_TASK GOAL_
Your task is to output the entries below word for word.

Structured figure records
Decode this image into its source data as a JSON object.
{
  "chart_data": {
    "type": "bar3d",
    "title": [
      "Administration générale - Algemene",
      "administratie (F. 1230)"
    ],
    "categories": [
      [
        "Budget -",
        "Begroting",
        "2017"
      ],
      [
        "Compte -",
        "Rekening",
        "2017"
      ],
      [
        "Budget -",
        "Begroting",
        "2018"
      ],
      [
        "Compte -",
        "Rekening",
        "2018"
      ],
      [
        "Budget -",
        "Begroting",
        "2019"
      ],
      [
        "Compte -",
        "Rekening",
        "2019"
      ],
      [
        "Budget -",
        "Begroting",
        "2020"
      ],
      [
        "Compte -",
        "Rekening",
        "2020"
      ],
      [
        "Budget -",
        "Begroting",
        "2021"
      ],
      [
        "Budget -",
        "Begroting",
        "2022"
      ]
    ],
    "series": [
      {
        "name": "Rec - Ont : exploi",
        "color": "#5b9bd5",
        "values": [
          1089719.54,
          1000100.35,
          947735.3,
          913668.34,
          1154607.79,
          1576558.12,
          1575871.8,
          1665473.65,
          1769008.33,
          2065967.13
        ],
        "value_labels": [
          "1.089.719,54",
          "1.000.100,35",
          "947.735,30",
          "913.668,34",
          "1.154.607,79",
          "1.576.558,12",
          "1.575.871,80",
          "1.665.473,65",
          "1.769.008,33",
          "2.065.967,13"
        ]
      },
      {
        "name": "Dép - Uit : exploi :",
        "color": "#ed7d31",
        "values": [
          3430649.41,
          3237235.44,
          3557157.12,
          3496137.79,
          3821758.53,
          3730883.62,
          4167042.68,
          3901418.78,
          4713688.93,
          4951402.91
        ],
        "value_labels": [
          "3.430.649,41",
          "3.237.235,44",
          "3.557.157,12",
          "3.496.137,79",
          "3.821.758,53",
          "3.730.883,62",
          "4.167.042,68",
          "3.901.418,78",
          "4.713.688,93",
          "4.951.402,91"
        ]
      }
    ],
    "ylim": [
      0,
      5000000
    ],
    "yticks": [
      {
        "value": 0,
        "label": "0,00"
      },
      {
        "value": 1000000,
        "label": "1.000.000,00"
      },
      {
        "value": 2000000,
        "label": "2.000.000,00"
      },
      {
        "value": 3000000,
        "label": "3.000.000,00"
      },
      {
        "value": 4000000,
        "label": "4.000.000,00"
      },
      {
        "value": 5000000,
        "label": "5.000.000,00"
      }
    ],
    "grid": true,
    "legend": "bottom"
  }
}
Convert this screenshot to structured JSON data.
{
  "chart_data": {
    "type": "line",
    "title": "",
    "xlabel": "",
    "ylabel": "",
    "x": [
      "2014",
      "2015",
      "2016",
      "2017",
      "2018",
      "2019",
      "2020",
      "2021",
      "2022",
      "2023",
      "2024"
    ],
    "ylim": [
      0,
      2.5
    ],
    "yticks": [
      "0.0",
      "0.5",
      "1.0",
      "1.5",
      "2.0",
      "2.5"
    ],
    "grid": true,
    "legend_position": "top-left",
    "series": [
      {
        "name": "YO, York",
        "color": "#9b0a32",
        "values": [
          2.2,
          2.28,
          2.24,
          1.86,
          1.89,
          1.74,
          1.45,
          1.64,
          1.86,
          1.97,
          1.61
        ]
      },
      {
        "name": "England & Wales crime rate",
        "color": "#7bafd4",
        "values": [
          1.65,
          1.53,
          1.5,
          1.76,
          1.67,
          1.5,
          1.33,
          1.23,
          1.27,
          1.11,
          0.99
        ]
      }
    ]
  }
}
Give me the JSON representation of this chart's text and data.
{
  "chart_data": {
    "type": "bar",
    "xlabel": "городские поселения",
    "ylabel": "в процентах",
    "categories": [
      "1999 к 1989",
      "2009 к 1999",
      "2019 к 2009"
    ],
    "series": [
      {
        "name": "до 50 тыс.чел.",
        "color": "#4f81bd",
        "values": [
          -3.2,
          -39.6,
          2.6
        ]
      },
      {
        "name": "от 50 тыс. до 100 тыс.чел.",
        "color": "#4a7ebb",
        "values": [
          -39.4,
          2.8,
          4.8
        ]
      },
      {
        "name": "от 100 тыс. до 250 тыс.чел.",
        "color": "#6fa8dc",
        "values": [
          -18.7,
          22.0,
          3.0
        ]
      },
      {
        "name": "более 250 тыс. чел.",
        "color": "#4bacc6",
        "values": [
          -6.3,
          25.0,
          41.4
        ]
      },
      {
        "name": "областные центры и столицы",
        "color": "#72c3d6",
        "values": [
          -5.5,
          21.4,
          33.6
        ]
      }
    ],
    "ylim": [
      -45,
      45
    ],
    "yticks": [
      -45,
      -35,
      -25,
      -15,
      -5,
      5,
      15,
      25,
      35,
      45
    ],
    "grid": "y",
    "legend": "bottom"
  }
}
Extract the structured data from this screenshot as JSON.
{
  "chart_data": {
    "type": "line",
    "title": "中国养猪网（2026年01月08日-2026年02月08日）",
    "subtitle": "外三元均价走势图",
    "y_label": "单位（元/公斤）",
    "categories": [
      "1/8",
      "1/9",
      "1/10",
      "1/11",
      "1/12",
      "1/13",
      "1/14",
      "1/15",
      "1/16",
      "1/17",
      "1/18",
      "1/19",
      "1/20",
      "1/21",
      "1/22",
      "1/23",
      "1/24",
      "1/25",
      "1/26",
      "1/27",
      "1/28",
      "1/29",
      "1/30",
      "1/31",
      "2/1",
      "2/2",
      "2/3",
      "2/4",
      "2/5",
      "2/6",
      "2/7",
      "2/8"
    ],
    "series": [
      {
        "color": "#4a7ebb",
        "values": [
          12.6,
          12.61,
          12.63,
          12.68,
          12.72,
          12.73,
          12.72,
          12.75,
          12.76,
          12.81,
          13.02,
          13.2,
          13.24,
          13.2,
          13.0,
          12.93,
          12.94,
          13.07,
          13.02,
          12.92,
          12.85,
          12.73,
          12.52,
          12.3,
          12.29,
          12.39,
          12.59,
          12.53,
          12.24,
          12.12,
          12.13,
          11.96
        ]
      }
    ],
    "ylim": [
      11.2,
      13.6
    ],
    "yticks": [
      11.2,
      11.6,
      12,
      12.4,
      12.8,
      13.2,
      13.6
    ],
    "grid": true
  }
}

_ANSWER TO THIS PROBLEM_
Decode this image into its source data as a JSON object.
{
  "chart_data": {
    "type": "bar3d",
    "title": [
      "Administration générale - Algemene",
      "administratie (F. 1230)"
    ],
    "categories": [
      [
        "Budget -",
        "Begroting",
        "2017"
      ],
      [
        "Compte -",
        "Rekening",
        "2017"
      ],
      [
        "Budget -",
        "Begroting",
        "2018"
      ],
      [
        "Compte -",
        "Rekening",
        "2018"
      ],
      [
        "Budget -",
        "Begroting",
        "2019"
      ],
      [
        "Compte -",
        "Rekening",
        "2019"
      ],
      [
        "Budget -",
        "Begroting",
        "2020"
      ],
      [
        "Compte -",
        "Rekening",
        "2020"
      ],
      [
        "Budget -",
        "Begroting",
        "2021"
      ],
      [
        "Budget -",
        "Begroting",
        "2022"
      ]
    ],
    "series": [
      {
        "name": "Rec - Ont : exploi",
        "color": "#5b9bd5",
        "values": [
          1089719.54,
          1000100.35,
          947735.3,
          913668.34,
          1154607.79,
          1576558.12,
          1575871.8,
          1665473.65,
          1769008.33,
          2065967.13
        ],
        "value_labels": [
          "1.089.719,54",
          "1.000.100,35",
          "947.735,30",
          "913.668,34",
          "1.154.607,79",
          "1.576.558,12",
          "1.575.871,80",
          "1.665.473,65",
          "1.769.008,33",
          "2.065.967,13"
        ]
      },
      {
        "name": "Dép - Uit : exploi :",
        "color": "#ed7d31",
        "values": [
          3430649.41,
          3237235.44,
          3557157.12,
          3496137.79,
          3821758.53,
          3730883.62,
          4167042.68,
          3901418.78,
          4713688.93,
          4951402.91
        ],
        "value_labels": [
          "3.430.649,41",
          "3.237.235,44",
          "3.557.157,12",
          "3.496.137,79",
          "3.821.758,53",
          "3.730.883,62",
          "4.167.042,68",
          "3.901.418,78",
          "4.713.688,93",
          "4.951.402,91"
        ]
      }
    ],
    "ylim": [
      0,
      5000000
    ],
    "yticks": [
      {
        "value": 0,
        "label": "0,00"
      },
      {
        "value": 1000000,
        "label": "1.000.000,00"
      },
      {
        "value": 2000000,
        "label": "2.000.000,00"
      },
      {
        "value": 3000000,
        "label": "3.000.000,00"
      },
      {
        "value": 4000000,
        "label": "4.000.000,00"
      },
      {
        "value": 5000000,
        "label": "5.000.000,00"
      }
    ],
    "grid": true,
    "legend": "bottom"
  }
}
Convert this screenshot to structured JSON data.
{
  "chart_data": {
    "type": "line",
    "title": "",
    "xlabel": "",
    "ylabel": "",
    "x": [
      "2014",
      "2015",
      "2016",
      "2017",
      "2018",
      "2019",
      "2020",
      "2021",
      "2022",
      "2023",
      "2024"
    ],
    "ylim": [
      0,
      2.5
    ],
    "yticks": [
      "0.0",
      "0.5",
      "1.0",
      "1.5",
      "2.0",
      "2.5"
    ],
    "grid": true,
    "legend_position": "top-left",
    "series": [
      {
        "name": "YO, York",
        "color": "#9b0a32",
        "values": [
          2.2,
          2.28,
          2.24,
          1.86,
          1.89,
          1.74,
          1.45,
          1.64,
          1.86,
          1.97,
          1.61
        ]
      },
      {
        "name": "England & Wales crime rate",
        "color": "#7bafd4",
        "values": [
          1.65,
          1.53,
          1.5,
          1.76,
          1.67,
          1.5,
          1.33,
          1.23,
          1.27,
          1.11,
          0.99
        ]
      }
    ]
  }
}
Give me the JSON representation of this chart's text and data.
{
  "chart_data": {
    "type": "bar",
    "xlabel": "городские поселения",
    "ylabel": "в процентах",
    "categories": [
      "1999 к 1989",
      "2009 к 1999",
      "2019 к 2009"
    ],
    "series": [
      {
        "name": "до 50 тыс.чел.",
        "color": "#4f81bd",
        "values": [
          -3.2,
          -39.6,
          2.6
        ]
      },
      {
        "name": "от 50 тыс. до 100 тыс.чел.",
        "color": "#4a7ebb",
        "values": [
          -39.4,
          2.8,
          4.8
        ]
      },
      {
        "name": "от 100 тыс. до 250 тыс.чел.",
        "color": "#6fa8dc",
        "values": [
          -18.7,
          22.0,
          3.0
        ]
      },
      {
        "name": "более 250 тыс. чел.",
        "color": "#4bacc6",
        "values": [
          -6.3,
          25.0,
          41.4
        ]
      },
      {
        "name": "областные центры и столицы",
        "color": "#72c3d6",
        "values": [
          -5.5,
          21.4,
          33.6
        ]
      }
    ],
    "ylim": [
      -45,
      45
    ],
    "yticks": [
      -45,
      -35,
      -25,
      -15,
      -5,
      5,
      15,
      25,
      35,
      45
    ],
    "grid": "y",
    "legend": "bottom"
  }
}
Extract the structured data from this screenshot as JSON.
{
  "chart_data": {
    "type": "line",
    "title": "中国养猪网（2026年01月08日-2026年02月08日）",
    "subtitle": "外三元均价走势图",
    "y_label": "单位（元/公斤）",
    "categories": [
      "1/8",
      "1/9",
      "1/10",
      "1/11",
      "1/12",
      "1/13",
      "1/14",
      "1/15",
      "1/16",
      "1/17",
      "1/18",
      "1/19",
      "1/20",
      "1/21",
      "1/22",
      "1/23",
      "1/24",
      "1/25",
      "1/26",
      "1/27",
      "1/28",
      "1/29",
      "1/30",
      "1/31",
      "2/1",
      "2/2",
      "2/3",
      "2/4",
      "2/5",
      "2/6",
      "2/7",
      "2/8"
    ],
    "series": [
      {
        "color": "#4a7ebb",
        "values": [
          12.6,
          12.61,
          12.63,
          12.68,
          12.72,
          12.73,
          12.72,
          12.75,
          12.76,
          12.81,
          13.02,
          13.2,
          13.24,
          13.2,
          13.0,
          12.93,
          12.94,
          13.07,
          13.02,
          12.92,
          12.85,
          12.73,
          12.52,
          12.3,
          12.29,
          12.39,
          12.59,
          12.53,
          12.24,
          12.12,
          12.13,
          11.96
        ]
      }
    ],
    "ylim": [
      11.2,
      13.6
    ],
    "yticks": [
      11.2,
      11.6,
      12,
      12.4,
      12.8,
      13.2,
      13.6
    ],
    "grid": true
  }
}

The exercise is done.